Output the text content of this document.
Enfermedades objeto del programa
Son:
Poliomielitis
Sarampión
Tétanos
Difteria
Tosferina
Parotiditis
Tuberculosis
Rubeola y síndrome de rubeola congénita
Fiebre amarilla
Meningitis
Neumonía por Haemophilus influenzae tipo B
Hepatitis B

--

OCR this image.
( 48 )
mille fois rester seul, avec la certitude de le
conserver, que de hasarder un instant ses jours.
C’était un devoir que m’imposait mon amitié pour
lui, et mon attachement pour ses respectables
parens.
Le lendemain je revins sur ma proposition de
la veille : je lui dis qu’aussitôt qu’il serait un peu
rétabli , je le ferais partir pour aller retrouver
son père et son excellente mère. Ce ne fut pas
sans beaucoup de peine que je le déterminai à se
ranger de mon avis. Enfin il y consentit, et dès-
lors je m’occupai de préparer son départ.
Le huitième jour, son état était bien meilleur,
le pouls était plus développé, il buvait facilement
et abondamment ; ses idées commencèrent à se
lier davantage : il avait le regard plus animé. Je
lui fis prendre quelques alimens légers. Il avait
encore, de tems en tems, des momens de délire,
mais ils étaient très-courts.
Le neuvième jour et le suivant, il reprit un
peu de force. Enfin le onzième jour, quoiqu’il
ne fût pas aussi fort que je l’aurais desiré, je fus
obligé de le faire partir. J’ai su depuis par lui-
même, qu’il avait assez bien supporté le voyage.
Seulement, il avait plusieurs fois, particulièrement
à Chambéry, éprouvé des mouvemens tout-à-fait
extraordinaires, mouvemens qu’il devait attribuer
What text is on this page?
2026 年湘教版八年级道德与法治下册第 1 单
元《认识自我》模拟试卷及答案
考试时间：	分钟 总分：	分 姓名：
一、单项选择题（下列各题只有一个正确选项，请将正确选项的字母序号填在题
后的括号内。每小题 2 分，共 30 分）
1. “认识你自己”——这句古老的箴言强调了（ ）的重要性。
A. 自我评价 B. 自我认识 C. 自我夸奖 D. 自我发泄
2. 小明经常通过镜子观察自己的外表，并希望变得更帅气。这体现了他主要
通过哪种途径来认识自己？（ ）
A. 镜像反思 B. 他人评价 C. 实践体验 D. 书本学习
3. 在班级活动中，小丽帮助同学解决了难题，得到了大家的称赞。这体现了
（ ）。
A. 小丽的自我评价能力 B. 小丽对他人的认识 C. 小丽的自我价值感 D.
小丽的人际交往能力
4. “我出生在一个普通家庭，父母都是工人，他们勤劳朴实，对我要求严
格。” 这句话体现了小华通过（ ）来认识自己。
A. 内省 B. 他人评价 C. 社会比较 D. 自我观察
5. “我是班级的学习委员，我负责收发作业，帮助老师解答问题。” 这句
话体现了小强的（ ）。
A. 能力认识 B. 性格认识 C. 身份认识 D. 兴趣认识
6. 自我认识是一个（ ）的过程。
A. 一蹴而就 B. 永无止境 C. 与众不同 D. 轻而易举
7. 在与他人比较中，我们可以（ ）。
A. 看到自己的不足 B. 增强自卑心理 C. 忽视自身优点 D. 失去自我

* * *

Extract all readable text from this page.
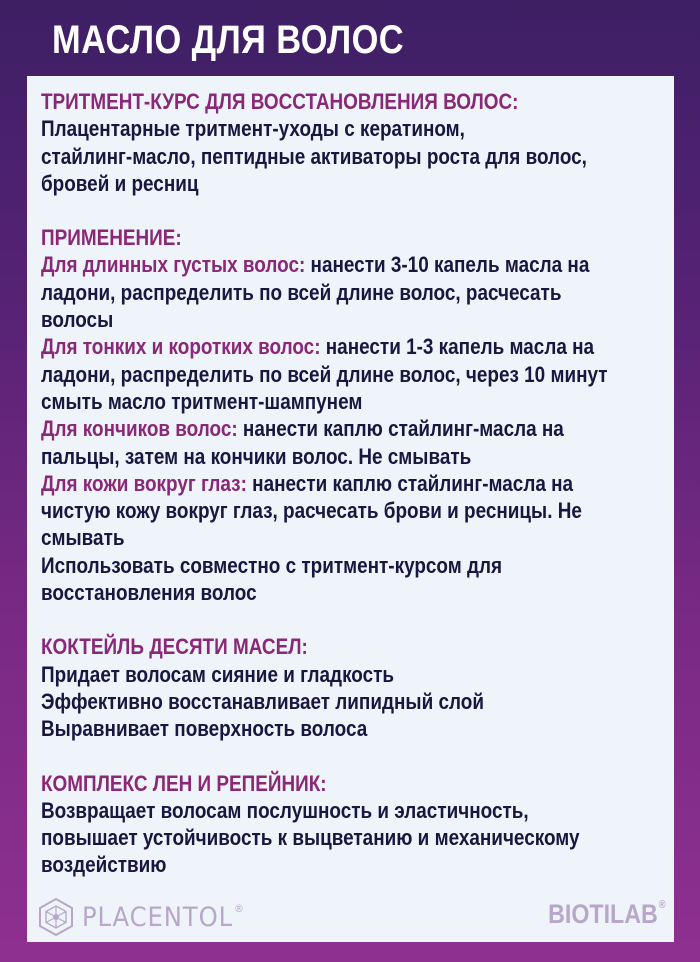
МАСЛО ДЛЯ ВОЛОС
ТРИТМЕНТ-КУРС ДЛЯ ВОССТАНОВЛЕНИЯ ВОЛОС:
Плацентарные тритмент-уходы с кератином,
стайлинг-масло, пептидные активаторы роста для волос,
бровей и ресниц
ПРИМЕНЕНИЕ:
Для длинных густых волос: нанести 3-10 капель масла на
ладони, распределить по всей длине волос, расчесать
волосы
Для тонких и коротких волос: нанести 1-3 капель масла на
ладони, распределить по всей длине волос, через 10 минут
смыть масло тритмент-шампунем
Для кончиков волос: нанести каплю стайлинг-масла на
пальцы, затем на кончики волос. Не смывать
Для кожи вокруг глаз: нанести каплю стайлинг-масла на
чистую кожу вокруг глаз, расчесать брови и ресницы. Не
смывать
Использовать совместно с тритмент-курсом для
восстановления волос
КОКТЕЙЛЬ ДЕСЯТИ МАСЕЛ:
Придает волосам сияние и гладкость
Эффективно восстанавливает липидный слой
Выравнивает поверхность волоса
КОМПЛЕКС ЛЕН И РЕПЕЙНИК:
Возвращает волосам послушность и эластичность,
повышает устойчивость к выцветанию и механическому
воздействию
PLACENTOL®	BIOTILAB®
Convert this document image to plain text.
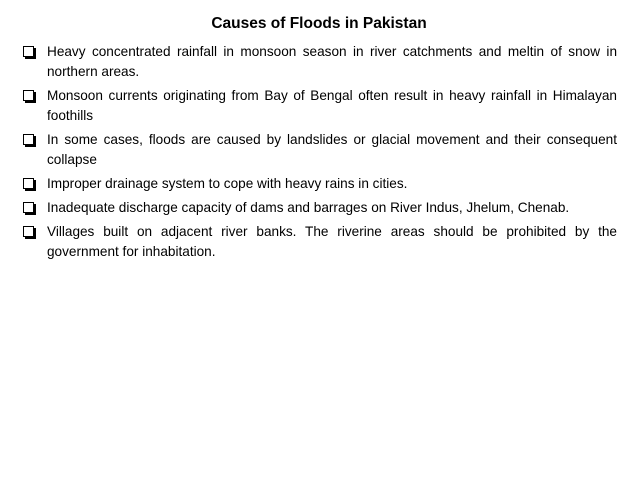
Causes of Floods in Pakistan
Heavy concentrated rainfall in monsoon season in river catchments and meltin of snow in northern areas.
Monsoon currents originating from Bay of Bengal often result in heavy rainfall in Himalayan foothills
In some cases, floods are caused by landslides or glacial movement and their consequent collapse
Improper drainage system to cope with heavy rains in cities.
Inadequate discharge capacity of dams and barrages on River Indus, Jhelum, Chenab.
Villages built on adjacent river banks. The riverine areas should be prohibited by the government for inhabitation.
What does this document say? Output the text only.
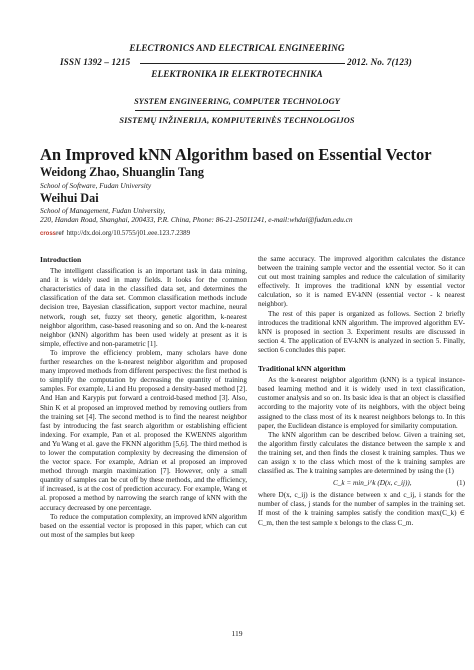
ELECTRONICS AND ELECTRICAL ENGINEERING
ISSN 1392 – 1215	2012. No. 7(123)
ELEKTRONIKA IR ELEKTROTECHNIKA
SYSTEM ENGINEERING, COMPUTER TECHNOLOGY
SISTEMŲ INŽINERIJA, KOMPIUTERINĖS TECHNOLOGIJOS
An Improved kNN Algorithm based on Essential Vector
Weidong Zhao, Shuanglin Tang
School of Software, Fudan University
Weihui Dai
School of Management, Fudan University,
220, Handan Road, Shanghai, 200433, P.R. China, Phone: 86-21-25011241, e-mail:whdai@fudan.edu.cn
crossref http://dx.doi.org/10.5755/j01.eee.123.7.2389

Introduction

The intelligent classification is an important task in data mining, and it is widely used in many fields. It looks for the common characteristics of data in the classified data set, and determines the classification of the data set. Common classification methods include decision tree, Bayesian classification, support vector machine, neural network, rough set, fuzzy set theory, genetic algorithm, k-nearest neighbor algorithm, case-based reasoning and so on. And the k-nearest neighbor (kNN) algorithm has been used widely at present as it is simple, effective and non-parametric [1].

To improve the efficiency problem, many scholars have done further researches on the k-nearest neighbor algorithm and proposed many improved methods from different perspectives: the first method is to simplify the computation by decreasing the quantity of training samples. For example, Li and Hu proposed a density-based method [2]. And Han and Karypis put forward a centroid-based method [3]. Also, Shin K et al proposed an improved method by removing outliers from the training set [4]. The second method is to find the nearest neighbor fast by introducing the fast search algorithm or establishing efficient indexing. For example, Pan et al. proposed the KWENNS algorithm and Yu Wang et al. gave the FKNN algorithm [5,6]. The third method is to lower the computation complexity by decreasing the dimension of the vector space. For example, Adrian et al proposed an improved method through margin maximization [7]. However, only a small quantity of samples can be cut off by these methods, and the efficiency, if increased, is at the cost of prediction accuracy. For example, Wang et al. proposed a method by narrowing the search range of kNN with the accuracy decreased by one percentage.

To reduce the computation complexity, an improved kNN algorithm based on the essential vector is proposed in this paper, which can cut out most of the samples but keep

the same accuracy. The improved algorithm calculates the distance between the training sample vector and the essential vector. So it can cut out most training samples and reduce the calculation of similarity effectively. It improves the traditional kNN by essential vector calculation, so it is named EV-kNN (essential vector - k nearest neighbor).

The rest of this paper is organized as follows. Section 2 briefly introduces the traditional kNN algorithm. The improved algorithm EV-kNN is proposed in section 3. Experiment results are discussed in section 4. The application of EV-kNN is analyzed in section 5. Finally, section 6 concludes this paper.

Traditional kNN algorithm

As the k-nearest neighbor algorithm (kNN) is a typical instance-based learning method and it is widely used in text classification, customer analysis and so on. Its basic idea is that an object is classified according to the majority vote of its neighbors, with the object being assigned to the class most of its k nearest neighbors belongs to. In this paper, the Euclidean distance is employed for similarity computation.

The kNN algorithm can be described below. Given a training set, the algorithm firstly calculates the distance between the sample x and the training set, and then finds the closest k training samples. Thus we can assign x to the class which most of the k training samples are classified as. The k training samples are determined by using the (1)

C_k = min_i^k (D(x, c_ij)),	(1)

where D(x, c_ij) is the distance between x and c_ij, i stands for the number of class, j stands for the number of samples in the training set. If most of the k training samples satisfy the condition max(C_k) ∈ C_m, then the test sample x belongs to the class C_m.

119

Task goal
Work out how many lines of the material above contain the word "стайлинг", then give only that figure.

Exercise response
3